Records
------------------------------
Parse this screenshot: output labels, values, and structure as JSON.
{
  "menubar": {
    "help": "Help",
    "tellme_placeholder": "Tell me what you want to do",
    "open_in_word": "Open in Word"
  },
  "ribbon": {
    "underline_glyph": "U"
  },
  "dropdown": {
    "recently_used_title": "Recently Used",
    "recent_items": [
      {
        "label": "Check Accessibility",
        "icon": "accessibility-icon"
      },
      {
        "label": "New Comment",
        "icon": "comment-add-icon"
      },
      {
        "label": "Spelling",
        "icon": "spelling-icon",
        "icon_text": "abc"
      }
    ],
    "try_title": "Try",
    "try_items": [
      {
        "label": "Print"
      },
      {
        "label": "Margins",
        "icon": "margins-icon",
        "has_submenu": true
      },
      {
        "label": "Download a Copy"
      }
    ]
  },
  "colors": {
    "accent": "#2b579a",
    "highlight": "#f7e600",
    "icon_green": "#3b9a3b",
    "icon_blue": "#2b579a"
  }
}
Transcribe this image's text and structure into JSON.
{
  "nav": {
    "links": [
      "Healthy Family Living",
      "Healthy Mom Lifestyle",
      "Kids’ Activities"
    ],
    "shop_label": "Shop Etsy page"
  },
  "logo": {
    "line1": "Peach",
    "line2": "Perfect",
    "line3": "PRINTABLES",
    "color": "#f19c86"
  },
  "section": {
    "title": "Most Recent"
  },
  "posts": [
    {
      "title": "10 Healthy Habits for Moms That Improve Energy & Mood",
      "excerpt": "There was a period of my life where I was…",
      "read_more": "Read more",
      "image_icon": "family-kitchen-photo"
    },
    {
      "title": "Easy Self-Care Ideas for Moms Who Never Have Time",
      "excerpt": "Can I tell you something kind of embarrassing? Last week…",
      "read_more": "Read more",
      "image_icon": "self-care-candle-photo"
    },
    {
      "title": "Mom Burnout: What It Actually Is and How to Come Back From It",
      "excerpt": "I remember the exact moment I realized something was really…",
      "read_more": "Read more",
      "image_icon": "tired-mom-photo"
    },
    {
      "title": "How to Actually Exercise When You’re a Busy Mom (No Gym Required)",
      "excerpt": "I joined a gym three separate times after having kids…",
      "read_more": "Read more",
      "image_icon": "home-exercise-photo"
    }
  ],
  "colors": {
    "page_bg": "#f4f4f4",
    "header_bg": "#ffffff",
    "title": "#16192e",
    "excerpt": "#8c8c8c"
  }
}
------------------------------
State the count of lines that contain the string "Actually". Nothing else is needed.

2